*TASK DIRECTIONS*
All lines holding the string "icon" are to be shown.

*DATA SUPPLIED*

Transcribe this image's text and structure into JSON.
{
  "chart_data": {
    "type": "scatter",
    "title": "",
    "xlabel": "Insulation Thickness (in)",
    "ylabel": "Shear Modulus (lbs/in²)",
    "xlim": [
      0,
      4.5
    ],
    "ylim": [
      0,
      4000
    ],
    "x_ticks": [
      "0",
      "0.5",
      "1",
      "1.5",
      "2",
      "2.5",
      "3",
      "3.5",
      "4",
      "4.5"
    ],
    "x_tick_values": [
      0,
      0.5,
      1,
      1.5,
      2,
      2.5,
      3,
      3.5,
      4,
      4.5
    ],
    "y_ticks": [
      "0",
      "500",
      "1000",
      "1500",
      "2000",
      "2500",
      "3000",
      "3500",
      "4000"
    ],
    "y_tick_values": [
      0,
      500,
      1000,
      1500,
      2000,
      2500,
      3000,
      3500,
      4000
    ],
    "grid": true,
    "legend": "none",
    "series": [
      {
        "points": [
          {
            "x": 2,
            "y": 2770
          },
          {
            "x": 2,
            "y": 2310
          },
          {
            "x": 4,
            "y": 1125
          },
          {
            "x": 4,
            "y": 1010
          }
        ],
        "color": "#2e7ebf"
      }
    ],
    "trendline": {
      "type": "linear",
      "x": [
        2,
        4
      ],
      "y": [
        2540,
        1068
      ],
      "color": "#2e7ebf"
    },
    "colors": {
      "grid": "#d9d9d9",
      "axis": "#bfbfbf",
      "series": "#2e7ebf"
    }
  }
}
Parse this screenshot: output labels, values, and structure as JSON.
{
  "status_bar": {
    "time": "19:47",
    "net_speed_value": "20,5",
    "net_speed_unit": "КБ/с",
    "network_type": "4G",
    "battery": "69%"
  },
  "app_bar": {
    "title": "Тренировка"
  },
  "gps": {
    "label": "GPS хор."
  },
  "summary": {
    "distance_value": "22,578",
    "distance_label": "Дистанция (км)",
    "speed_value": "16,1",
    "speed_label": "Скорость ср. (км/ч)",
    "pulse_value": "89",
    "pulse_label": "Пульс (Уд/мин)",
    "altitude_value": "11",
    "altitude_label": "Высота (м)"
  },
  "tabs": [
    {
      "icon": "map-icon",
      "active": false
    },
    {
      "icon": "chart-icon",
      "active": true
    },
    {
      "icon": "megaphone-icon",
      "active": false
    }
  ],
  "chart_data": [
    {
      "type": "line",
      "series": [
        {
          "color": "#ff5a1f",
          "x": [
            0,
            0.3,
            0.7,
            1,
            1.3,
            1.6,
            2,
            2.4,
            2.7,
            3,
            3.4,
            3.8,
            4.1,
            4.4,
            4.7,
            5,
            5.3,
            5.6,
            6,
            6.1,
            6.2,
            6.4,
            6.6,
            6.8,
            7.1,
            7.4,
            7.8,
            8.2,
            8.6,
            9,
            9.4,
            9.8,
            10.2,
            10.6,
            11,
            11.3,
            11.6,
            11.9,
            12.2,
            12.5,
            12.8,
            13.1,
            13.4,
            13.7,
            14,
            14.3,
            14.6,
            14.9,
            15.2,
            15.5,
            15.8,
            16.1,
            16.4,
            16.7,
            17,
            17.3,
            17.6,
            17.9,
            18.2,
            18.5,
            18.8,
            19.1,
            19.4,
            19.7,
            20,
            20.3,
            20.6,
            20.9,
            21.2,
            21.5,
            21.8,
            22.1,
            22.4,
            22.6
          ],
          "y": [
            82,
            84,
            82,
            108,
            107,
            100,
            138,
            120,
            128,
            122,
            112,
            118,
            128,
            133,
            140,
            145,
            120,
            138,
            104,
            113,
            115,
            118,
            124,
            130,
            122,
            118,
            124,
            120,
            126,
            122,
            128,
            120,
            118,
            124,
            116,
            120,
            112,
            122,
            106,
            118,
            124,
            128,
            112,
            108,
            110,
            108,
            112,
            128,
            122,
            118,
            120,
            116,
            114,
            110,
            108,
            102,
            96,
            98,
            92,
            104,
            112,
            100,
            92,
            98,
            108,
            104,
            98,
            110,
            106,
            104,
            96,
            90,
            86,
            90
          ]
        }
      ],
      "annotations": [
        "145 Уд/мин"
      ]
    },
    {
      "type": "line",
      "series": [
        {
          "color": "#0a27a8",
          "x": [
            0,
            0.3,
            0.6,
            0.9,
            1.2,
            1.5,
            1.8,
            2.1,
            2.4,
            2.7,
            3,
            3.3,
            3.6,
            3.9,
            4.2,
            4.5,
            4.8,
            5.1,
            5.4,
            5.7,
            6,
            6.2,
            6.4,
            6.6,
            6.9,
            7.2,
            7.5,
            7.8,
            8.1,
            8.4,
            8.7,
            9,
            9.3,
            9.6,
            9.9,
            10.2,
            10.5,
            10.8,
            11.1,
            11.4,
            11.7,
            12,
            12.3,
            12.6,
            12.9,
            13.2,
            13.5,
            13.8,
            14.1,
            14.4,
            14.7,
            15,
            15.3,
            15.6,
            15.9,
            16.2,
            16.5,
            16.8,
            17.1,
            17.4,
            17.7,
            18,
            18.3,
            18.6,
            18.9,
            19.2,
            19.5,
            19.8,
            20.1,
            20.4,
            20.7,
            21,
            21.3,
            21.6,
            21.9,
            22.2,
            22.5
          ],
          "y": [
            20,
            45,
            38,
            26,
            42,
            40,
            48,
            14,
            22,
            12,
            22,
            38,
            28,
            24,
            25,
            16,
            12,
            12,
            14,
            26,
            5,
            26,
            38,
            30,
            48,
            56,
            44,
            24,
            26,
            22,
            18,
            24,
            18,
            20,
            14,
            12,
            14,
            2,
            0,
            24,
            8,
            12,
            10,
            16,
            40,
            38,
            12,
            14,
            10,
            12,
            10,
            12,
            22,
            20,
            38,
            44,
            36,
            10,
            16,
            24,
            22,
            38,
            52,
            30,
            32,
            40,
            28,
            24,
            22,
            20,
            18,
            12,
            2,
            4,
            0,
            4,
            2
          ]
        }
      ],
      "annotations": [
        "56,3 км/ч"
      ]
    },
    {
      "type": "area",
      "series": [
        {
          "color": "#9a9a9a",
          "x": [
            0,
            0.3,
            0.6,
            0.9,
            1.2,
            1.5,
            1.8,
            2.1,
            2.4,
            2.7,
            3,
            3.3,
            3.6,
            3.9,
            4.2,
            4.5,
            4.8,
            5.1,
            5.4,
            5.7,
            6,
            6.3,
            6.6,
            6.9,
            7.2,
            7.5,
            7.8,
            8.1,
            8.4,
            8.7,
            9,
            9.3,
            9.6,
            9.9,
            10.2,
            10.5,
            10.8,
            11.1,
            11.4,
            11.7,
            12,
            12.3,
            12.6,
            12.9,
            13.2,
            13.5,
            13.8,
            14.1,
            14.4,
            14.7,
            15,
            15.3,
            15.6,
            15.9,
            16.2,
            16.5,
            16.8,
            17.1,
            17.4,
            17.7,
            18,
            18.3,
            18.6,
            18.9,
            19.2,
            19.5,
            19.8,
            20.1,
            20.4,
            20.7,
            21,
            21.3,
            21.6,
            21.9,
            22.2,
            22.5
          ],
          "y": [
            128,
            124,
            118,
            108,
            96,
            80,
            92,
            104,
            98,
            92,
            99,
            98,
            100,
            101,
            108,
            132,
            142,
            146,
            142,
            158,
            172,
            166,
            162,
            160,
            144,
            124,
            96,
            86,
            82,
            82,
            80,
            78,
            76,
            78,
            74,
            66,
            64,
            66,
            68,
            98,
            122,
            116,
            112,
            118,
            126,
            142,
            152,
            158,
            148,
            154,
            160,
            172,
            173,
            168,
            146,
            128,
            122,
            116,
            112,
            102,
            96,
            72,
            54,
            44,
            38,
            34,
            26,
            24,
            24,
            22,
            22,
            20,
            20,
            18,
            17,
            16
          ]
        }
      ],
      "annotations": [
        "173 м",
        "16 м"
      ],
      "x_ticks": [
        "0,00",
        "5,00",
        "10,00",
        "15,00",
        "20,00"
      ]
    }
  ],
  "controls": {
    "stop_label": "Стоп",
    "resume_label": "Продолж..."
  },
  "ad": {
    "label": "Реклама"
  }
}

*WORKED SOLUTION*
      "icon": "map-icon",
      "icon": "chart-icon",
      "icon": "megaphone-icon",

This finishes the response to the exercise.